EXPLORE THE MATERIAL -
1. For the Fabián Bordagaray profile, mark each statement yes or no and quote the words of the profile that settle it: (a) He was born in Avellaneda, Argentina. (b) His loan to River Plate was in 2012. (c) He plays as a defender.
2. Proceed with the Fabián Bordagaray profile, continuing it after its final line.

TEXT SECTION -
——————

Fabián Bordagaray

Personal information
- Date of birth: 15 February 1987 (age 38)
- Place of birth: Avellaneda, Argentina
- Height: 1.73 m (5 ft 8 in)
- Position: Forward

Team information
- Current team: Arsenal Sarandí

Youth career
- Defensa y Justicia

Senior career*
- Years: Team / Apps / (Gls)
- 2006–2008: Defensa y Justicia / 13 / (2)
- 2008–2013: San Lorenzo / 62 / (8)
- 2011: → River Plate (loan) / 8 / (1)
- 2011–2012: → Argentinos Juniors (loan) / 24 / (4)
- 2013–2014: CSD Rangers / 27 / (4)
- 2014–2015: Levadiakos / 8 / (0)
- 2015–2016: Caracas / 28 / (3)
- 2016: Defensa y Justicia / 16 / (9)
- 2016–2018: Rosario Central / 15 / (2)
- 2017–2018: → Defensa y Justicia (loan) / 22 / (4)
- 2018–2021: Defensa y Justicia / 1 / (0)

——————

[Structured page parsing data]

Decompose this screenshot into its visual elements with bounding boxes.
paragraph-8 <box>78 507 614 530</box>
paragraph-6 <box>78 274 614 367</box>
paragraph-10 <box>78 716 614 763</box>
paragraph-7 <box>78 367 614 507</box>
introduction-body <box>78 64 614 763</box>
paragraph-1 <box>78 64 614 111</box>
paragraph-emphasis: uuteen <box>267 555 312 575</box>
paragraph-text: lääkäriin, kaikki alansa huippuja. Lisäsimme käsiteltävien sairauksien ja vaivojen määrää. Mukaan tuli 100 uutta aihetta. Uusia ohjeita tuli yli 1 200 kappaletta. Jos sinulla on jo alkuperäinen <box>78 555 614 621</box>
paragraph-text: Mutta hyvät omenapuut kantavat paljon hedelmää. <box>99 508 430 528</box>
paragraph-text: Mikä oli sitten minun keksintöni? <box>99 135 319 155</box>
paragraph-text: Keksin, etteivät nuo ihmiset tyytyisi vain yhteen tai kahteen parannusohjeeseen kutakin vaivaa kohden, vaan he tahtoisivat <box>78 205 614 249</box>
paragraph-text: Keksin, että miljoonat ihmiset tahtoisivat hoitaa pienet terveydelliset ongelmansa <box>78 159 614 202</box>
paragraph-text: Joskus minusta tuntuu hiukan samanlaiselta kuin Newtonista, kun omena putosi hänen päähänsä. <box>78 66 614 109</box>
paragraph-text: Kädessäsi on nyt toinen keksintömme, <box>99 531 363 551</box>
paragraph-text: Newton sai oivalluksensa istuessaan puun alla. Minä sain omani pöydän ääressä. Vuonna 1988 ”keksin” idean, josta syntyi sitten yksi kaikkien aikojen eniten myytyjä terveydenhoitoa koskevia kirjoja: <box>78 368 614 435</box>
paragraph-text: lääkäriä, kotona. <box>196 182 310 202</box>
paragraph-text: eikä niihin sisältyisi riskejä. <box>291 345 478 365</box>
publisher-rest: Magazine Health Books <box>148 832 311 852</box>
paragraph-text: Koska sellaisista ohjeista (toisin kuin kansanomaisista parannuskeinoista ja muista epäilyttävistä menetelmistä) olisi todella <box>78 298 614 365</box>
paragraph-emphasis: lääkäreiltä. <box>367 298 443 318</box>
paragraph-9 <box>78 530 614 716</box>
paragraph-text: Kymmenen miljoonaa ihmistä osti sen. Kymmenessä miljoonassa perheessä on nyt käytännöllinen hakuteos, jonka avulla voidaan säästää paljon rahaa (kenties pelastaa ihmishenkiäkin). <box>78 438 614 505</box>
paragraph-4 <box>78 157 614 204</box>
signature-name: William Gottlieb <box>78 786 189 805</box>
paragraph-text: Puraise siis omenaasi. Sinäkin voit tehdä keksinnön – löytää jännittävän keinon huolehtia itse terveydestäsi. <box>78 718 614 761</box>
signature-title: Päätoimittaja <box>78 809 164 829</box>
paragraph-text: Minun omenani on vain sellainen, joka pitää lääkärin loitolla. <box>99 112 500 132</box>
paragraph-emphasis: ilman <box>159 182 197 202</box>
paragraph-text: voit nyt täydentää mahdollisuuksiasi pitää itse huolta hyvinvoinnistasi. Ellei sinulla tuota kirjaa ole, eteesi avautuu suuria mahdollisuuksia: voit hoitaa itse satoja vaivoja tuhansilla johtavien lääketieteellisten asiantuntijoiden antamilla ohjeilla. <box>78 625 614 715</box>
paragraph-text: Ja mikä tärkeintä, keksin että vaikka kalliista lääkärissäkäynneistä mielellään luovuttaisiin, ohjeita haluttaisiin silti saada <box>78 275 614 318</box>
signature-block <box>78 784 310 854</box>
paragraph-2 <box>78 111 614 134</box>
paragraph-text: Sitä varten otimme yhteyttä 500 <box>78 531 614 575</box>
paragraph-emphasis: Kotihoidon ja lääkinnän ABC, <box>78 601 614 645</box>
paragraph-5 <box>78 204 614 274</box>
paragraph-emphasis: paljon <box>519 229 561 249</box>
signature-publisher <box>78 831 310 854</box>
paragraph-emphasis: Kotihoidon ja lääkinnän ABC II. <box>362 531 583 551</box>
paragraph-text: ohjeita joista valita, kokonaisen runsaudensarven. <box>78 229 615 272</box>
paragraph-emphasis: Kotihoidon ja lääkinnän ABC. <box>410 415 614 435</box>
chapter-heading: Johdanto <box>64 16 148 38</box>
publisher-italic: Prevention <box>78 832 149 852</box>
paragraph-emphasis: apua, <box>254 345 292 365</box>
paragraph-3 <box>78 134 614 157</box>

——————

ANSWERS BELOW -
1.
(a) Yes: "Place of birth: Avellaneda, Argentina"
(b) No: "2011: → River Plate (loan)"
(c) No: "Position: Forward"

2.
- 2019: → Dorados (loan) / 30 / (12)
- 2020–2021: Banfield / 18 / (2)
- 2021–2023: Belgrano / 48 / (1)
- 2024: Quilmes / 29 / (2)
- 2025–: Arsenal Sarandí / 13 / (2)

= Fabián Bordagaray =

Argentine footballer

Fabián Bordagaray (born 15 February 1987) is an Argentine professional footballer who plays as a forward for Arsenal Sarandí in Primera Nacional.

==Career==
Bordagaray started his career in 2006 with Defensa y Justicia in the Primera B Nacional (Argentine second division). In 2008, he joined San Lorenzo of the first division, where he debuted under Diego Simeone's coaching.

In January 2011, the forward left San Lorenzo and was loaned from a third-party to River Plate, where he signed an 18-month contract.

In January 2015, Bordagaray signed for Caracas FC.